• _Short exercise_:
Gather every line from the entries below that includes "this".

-=-=-=-=-

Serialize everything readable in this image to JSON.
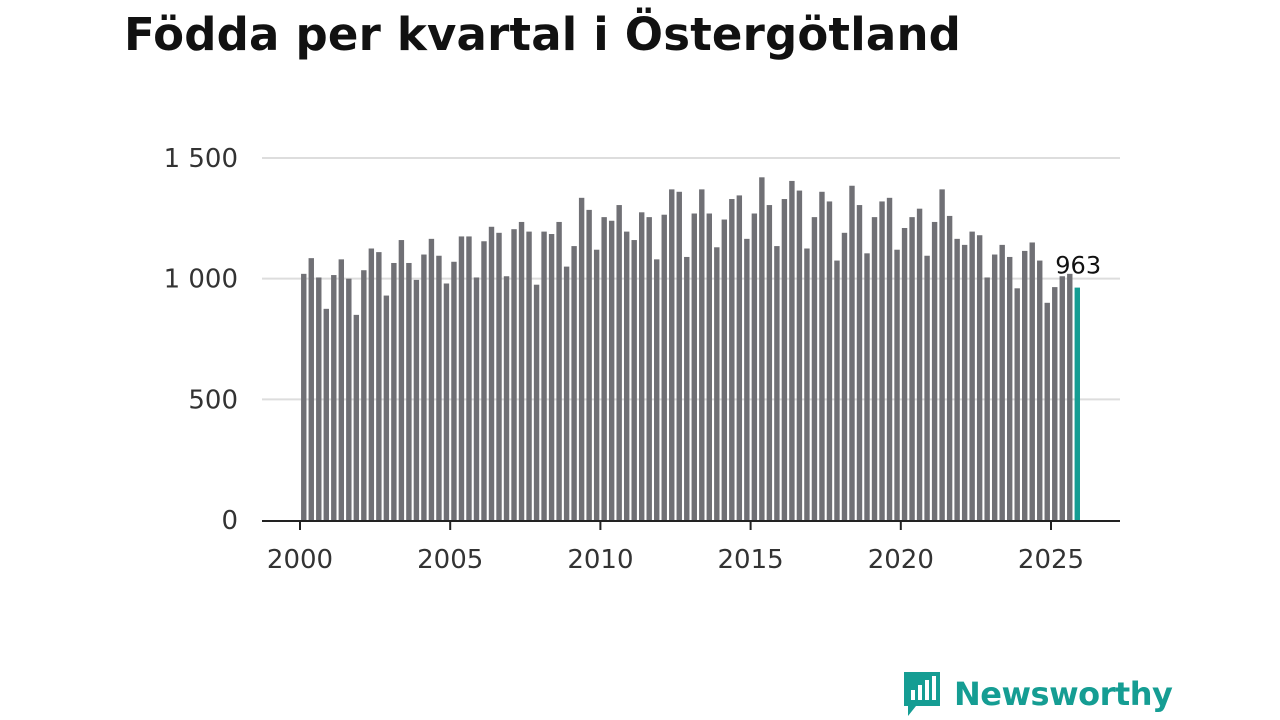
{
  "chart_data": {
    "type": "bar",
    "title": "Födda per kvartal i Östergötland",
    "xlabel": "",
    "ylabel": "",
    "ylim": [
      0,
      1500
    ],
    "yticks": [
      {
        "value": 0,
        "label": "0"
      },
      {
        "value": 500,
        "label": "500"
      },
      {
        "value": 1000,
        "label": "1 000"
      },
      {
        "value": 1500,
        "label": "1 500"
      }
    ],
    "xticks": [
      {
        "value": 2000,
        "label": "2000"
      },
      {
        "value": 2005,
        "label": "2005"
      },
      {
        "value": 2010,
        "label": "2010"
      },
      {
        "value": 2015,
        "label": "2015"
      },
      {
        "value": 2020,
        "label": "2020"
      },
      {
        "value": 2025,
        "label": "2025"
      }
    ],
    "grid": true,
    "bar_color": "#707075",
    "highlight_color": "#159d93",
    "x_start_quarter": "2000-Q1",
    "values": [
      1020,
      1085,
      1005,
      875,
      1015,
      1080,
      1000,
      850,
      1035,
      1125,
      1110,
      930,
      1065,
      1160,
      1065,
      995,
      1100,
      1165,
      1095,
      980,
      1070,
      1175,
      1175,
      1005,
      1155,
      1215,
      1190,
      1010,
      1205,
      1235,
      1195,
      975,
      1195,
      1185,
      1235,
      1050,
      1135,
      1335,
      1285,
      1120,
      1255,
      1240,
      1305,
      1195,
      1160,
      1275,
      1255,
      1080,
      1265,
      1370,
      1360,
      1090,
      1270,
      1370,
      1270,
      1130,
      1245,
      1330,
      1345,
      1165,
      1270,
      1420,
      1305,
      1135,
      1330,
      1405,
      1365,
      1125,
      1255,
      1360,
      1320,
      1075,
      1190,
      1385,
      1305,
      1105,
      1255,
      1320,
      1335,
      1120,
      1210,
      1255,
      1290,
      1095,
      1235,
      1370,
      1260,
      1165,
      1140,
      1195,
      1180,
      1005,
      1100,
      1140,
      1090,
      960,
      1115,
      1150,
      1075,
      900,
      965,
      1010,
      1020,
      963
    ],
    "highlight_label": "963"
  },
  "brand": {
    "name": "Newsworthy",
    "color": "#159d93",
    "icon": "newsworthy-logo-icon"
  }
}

-=-=-=-=-

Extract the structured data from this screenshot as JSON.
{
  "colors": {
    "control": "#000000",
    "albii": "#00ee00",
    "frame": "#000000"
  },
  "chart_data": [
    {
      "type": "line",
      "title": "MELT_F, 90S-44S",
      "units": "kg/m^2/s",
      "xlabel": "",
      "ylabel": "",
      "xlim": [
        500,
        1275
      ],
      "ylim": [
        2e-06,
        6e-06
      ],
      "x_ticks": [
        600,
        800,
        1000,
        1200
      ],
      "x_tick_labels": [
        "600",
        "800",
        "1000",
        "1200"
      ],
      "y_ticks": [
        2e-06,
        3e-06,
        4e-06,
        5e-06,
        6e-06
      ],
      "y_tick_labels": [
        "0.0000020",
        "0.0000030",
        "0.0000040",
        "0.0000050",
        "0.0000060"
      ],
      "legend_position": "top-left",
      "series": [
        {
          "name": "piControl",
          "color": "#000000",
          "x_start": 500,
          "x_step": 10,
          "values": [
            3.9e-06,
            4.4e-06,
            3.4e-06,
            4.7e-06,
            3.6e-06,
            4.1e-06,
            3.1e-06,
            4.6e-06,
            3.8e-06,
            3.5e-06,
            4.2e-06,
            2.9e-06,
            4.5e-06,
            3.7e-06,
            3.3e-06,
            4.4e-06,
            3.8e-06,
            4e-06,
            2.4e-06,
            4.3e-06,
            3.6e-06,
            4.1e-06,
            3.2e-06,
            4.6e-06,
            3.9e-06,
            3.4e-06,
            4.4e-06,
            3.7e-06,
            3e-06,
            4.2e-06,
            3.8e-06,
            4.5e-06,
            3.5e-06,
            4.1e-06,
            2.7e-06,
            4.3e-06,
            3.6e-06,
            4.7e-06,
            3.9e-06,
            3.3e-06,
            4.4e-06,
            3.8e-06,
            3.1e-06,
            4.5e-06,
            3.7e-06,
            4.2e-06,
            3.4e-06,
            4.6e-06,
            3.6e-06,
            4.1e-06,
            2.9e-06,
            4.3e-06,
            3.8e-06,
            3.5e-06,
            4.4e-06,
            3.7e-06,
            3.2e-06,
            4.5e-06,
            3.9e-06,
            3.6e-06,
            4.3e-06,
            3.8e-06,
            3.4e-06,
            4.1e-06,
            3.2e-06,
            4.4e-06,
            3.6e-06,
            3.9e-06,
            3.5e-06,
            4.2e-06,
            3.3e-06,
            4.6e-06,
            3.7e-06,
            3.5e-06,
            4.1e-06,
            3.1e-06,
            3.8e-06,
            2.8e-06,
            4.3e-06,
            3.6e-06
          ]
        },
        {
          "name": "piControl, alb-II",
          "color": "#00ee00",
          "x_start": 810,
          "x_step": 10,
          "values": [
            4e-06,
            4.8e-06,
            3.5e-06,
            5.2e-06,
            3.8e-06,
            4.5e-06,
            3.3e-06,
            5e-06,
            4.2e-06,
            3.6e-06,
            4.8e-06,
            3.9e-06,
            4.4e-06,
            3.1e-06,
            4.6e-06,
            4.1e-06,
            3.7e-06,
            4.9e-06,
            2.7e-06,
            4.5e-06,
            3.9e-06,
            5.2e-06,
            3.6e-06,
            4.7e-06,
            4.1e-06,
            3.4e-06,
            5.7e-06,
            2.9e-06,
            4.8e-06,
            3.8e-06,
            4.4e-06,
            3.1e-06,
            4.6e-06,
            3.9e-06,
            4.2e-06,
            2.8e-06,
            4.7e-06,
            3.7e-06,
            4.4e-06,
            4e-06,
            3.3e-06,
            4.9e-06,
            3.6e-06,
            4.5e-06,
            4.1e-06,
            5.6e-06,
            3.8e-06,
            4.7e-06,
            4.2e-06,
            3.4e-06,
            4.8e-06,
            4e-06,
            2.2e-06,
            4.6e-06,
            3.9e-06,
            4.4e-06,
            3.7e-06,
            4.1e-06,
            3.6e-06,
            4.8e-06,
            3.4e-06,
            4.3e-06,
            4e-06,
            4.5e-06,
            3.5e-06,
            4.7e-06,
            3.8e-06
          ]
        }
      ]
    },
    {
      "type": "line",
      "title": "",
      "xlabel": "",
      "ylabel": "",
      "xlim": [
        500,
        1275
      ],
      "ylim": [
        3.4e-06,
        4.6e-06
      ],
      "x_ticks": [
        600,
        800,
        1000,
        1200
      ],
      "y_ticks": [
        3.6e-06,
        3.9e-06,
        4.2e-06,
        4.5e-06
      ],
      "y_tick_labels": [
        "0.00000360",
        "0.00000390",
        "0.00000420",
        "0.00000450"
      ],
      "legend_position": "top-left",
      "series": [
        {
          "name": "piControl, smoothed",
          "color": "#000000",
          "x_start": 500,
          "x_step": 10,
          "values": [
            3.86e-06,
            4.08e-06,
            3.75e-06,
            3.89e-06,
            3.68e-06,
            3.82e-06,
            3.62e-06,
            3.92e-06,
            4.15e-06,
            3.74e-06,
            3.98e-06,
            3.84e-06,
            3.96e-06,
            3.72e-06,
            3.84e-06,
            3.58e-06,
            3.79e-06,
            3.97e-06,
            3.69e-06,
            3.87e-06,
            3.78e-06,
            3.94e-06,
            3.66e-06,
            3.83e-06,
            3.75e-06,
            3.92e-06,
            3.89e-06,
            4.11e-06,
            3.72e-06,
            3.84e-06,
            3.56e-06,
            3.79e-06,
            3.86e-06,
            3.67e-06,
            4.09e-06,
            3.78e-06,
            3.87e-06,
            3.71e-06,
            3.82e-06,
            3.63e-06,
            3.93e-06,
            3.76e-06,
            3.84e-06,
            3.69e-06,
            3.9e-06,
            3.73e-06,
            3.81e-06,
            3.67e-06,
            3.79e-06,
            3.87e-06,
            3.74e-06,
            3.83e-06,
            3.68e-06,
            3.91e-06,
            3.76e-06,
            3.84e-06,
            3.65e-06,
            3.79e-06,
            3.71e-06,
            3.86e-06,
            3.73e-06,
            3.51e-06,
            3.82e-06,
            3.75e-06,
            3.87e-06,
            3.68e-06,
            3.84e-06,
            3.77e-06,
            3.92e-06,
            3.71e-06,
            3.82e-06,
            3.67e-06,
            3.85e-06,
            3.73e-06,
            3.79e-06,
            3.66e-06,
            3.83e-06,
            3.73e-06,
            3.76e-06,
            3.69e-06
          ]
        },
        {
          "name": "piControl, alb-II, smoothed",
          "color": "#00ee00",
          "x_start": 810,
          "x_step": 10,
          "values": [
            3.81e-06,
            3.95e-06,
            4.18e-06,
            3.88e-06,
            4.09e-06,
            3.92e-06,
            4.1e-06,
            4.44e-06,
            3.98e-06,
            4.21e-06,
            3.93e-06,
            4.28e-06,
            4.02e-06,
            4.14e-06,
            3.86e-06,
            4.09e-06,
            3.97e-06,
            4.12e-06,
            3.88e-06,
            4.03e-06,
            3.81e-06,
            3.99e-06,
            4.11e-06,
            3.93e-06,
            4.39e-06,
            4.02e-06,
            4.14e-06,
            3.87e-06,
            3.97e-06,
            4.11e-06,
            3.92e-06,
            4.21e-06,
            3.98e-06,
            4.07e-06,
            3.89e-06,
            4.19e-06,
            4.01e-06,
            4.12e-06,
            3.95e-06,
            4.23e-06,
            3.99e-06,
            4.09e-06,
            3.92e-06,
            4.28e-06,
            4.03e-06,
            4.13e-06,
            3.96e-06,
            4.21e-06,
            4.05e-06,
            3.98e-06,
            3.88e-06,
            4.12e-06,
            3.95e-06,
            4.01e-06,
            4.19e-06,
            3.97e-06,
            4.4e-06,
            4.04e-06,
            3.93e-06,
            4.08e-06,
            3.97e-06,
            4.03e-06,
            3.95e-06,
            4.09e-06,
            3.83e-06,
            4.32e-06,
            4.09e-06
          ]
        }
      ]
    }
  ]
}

-=-=-=-=-

• _Solution_:
Serialize everything readable in this image to JSON.
Extract the structured data from this screenshot as JSON.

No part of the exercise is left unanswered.